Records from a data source
------------------------------------------------
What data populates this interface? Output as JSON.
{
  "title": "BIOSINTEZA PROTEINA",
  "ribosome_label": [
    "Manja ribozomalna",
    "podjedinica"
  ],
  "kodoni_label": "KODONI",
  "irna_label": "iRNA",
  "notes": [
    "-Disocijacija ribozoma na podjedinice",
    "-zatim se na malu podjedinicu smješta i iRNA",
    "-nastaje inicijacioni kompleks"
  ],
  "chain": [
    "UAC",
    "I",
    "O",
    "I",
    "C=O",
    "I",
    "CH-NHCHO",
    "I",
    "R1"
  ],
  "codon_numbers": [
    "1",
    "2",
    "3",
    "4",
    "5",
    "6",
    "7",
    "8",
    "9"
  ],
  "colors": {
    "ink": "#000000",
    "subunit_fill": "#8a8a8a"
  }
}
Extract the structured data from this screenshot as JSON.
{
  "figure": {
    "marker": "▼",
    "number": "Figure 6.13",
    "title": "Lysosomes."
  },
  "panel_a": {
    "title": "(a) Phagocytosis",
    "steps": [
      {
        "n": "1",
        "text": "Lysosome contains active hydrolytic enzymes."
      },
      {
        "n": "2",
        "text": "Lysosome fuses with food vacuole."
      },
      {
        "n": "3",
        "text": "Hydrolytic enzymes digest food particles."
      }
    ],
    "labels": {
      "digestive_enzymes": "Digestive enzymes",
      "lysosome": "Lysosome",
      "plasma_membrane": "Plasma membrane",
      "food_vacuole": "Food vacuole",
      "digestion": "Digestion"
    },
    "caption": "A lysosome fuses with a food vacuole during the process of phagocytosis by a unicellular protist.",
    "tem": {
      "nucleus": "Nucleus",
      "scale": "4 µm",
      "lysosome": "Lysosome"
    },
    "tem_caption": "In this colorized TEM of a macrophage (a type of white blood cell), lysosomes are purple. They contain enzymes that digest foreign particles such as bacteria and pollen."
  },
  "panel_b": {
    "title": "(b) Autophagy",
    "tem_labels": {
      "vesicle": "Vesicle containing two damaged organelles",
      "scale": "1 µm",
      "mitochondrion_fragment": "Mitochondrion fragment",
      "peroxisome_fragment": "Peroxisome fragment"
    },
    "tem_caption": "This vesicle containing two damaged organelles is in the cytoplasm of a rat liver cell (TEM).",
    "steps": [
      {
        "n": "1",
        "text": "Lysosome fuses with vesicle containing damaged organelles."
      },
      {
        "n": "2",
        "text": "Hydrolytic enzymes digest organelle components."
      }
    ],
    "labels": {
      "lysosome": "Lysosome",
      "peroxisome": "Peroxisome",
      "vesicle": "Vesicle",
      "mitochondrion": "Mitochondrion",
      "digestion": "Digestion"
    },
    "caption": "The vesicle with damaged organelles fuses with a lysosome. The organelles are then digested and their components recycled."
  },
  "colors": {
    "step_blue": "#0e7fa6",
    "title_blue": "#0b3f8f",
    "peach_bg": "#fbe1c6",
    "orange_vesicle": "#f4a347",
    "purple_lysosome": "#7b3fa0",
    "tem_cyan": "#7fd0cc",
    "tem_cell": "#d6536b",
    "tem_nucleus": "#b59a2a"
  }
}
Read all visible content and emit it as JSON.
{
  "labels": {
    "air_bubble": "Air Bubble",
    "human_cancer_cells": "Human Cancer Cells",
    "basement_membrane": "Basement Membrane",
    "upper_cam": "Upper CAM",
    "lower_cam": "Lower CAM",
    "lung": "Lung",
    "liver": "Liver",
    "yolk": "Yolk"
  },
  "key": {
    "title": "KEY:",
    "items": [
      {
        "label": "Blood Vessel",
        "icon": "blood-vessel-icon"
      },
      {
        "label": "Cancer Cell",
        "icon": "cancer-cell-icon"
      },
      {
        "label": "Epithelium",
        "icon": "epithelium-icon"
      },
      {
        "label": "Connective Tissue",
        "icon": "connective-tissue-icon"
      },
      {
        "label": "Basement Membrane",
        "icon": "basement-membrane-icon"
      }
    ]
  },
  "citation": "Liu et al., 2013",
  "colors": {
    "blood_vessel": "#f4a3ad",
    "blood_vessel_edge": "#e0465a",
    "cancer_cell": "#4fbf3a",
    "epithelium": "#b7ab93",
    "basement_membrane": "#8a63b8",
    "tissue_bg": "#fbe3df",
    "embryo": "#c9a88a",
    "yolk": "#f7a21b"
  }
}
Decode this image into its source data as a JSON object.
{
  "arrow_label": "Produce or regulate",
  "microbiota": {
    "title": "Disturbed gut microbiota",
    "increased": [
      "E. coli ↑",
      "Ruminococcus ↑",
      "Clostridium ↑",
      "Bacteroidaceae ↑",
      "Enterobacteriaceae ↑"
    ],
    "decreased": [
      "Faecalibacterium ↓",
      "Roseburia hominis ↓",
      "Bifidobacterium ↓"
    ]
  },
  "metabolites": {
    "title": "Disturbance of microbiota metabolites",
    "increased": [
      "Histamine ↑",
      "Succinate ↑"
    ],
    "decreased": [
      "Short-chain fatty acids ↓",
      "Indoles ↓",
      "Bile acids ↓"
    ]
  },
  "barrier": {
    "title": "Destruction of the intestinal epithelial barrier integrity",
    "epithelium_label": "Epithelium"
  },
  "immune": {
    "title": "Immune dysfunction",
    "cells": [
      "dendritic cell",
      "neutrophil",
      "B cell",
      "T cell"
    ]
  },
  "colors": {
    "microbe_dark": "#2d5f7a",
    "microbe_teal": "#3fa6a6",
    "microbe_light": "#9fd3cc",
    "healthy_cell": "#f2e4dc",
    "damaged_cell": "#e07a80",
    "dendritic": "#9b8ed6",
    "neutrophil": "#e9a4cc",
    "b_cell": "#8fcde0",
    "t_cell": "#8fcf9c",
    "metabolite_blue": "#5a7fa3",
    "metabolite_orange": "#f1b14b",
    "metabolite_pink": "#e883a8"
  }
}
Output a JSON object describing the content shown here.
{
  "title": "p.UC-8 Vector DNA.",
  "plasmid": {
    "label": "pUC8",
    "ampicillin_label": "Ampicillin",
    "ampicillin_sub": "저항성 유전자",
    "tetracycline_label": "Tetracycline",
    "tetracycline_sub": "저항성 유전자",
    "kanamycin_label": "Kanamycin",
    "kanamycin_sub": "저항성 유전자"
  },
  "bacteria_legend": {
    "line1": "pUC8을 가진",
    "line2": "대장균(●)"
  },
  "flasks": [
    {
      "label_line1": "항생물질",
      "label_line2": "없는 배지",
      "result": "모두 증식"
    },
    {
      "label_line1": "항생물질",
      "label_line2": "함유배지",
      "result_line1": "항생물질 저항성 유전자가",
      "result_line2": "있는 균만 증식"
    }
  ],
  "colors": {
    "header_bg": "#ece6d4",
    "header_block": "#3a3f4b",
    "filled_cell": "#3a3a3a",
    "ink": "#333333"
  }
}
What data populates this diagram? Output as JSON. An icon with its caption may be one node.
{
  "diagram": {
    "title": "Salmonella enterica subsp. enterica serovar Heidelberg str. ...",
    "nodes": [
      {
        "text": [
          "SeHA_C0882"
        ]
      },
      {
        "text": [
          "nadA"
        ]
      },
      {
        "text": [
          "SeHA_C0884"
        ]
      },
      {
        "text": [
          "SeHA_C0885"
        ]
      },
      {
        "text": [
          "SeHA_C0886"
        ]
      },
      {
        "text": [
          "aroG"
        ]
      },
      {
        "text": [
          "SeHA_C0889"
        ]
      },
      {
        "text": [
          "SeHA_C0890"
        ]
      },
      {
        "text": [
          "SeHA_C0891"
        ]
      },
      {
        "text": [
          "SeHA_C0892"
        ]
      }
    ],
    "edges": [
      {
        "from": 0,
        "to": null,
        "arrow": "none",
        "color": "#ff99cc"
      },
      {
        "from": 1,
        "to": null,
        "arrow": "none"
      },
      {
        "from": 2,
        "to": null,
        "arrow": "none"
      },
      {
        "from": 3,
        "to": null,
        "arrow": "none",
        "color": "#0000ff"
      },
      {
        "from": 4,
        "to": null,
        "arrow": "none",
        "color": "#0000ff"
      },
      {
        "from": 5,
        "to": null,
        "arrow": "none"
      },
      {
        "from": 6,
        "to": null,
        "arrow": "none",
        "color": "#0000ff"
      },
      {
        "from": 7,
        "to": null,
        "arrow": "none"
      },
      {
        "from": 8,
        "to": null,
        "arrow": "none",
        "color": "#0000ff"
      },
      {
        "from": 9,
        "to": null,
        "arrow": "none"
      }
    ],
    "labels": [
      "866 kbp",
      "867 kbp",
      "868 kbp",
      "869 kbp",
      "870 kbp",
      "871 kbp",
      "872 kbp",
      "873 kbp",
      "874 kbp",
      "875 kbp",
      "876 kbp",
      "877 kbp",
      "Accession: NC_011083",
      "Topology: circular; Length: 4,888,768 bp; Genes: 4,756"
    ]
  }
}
------------------------------------------------
- **Task instructions**: Please go through the data above and copy each line containing the word "particles".

- **Answer section**:
        "text": "Hydrolytic enzymes digest food particles."
    "tem_caption": "In this colorized TEM of a macrophage (a type of white blood cell), lysosomes are purple. They contain enzymes that digest foreign particles such as bacteria and pollen."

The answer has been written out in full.